◆ **Required task**:
Give back exactly the lines from the one containing "Extract the chart's" through the end of the records, including both, and no others.

---------- Records for this exercise ----------

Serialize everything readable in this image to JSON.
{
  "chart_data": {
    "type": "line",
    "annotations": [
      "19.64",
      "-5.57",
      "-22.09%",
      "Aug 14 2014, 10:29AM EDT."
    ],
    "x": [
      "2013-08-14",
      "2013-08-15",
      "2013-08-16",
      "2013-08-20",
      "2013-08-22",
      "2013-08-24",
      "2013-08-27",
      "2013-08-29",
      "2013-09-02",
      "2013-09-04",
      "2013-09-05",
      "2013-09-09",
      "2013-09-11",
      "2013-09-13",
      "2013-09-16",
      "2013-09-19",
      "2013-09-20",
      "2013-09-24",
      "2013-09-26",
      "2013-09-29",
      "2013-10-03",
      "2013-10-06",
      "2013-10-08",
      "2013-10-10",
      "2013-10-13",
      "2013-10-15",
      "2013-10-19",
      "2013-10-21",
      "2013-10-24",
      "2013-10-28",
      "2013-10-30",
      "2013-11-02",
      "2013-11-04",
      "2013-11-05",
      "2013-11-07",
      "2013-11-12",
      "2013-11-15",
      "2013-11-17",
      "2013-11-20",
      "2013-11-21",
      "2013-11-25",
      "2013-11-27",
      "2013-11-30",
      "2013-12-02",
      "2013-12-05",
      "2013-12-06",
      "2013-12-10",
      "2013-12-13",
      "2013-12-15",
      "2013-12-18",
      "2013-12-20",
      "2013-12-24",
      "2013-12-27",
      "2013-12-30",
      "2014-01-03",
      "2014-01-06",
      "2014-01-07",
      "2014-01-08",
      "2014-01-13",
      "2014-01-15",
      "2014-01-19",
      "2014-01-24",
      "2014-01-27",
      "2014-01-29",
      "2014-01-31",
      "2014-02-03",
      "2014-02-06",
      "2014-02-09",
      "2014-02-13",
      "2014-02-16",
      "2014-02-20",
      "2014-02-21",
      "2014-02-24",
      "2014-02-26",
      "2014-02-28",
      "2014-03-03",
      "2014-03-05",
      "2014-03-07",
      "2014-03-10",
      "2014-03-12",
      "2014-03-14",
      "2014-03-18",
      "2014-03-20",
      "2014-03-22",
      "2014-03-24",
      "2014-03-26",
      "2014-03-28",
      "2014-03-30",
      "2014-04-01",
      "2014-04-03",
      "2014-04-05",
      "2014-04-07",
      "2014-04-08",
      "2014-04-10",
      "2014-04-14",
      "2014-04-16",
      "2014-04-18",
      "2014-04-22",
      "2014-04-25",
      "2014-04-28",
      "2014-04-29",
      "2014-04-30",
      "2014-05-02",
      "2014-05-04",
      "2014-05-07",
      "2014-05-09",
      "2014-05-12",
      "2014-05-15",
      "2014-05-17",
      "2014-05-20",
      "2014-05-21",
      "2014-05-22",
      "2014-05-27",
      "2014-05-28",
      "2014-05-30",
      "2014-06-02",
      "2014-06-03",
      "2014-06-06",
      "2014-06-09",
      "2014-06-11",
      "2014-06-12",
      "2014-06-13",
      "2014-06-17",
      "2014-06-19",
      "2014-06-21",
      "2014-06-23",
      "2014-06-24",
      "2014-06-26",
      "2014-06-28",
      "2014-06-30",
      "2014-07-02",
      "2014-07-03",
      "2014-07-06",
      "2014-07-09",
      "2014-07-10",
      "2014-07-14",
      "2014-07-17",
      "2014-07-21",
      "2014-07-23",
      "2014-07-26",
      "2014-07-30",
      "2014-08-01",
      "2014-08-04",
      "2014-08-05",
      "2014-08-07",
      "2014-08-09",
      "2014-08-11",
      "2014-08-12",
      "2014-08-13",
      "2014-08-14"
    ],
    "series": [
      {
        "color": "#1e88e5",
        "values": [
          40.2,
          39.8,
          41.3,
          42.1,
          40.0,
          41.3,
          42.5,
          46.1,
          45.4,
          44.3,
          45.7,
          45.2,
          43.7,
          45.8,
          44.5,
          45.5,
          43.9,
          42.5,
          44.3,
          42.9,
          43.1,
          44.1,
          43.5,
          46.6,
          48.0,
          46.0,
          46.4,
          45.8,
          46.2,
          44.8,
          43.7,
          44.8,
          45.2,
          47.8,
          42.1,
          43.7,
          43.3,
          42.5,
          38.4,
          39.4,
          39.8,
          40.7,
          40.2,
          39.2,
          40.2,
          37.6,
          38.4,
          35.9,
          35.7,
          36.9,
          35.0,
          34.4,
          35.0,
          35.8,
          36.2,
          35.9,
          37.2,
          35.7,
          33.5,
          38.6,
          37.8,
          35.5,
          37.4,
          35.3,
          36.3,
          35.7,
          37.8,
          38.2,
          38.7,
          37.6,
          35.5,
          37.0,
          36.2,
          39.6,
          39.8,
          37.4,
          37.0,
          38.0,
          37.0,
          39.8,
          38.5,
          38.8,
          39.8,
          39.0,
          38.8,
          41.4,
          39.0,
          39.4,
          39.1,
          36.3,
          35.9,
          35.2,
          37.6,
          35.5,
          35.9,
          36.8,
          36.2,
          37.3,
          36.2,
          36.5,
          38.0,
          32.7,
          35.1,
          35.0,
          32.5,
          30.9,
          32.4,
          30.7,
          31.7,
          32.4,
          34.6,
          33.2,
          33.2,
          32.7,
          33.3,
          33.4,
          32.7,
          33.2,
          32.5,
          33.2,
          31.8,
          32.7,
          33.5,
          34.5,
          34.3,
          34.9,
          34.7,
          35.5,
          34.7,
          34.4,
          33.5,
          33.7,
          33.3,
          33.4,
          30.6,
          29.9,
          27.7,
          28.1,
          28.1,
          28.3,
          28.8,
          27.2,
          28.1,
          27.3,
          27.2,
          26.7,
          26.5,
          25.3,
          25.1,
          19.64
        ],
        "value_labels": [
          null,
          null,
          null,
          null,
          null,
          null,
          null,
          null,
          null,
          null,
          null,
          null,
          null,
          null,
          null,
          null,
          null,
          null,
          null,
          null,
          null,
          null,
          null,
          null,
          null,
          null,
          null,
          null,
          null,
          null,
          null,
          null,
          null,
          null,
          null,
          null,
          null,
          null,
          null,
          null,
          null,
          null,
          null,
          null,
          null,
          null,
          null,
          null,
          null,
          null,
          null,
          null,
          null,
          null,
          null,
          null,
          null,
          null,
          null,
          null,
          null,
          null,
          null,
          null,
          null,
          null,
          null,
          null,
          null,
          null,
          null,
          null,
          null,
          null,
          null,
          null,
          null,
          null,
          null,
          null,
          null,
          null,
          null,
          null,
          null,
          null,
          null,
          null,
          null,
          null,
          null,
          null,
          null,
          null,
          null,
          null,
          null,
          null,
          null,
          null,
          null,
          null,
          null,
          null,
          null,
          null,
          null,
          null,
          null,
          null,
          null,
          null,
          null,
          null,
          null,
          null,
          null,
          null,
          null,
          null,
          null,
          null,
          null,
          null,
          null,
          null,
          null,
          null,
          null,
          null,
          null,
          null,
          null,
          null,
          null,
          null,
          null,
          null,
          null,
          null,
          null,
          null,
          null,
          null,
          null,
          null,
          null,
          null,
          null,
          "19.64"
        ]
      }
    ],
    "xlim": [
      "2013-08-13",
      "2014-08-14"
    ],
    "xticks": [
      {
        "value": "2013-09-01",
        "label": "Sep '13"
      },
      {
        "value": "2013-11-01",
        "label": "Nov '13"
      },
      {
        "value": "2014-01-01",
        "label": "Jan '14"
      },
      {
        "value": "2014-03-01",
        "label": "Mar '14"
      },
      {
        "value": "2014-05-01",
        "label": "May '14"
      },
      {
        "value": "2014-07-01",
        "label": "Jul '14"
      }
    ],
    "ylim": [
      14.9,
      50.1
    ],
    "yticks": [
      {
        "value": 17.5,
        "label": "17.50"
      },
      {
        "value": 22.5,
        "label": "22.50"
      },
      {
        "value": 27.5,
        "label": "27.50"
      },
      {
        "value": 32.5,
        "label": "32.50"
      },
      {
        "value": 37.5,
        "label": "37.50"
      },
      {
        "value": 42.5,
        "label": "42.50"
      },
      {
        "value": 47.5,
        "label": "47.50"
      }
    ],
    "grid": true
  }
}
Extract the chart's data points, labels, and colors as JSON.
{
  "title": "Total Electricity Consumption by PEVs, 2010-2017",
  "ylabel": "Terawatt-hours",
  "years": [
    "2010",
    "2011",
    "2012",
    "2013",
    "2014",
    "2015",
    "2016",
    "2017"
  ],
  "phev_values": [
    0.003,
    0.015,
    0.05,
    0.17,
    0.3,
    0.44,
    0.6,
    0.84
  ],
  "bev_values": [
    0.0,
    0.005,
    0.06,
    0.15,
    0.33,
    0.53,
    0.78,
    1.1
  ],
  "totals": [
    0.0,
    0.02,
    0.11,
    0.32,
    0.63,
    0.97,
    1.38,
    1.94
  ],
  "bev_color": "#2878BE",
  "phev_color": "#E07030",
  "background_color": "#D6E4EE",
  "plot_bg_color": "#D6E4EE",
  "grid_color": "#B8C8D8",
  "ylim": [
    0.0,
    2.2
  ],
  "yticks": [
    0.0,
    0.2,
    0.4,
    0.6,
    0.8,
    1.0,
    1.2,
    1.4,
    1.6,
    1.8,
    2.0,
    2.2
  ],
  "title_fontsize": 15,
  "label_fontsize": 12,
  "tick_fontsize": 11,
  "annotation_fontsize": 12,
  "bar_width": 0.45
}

----------

◆ **The reply**:
Extract the chart's data points, labels, and colors as JSON.
{
  "title": "Total Electricity Consumption by PEVs, 2010-2017",
  "ylabel": "Terawatt-hours",
  "years": [
    "2010",
    "2011",
    "2012",
    "2013",
    "2014",
    "2015",
    "2016",
    "2017"
  ],
  "phev_values": [
    0.003,
    0.015,
    0.05,
    0.17,
    0.3,
    0.44,
    0.6,
    0.84
  ],
  "bev_values": [
    0.0,
    0.005,
    0.06,
    0.15,
    0.33,
    0.53,
    0.78,
    1.1
  ],
  "totals": [
    0.0,
    0.02,
    0.11,
    0.32,
    0.63,
    0.97,
    1.38,
    1.94
  ],
  "bev_color": "#2878BE",
  "phev_color": "#E07030",
  "background_color": "#D6E4EE",
  "plot_bg_color": "#D6E4EE",
  "grid_color": "#B8C8D8",
  "ylim": [
    0.0,
    2.2
  ],
  "yticks": [
    0.0,
    0.2,
    0.4,
    0.6,
    0.8,
    1.0,
    1.2,
    1.4,
    1.6,
    1.8,
    2.0,
    2.2
  ],
  "title_fontsize": 15,
  "label_fontsize": 12,
  "tick_fontsize": 11,
  "annotation_fontsize": 12,
  "bar_width": 0.45
}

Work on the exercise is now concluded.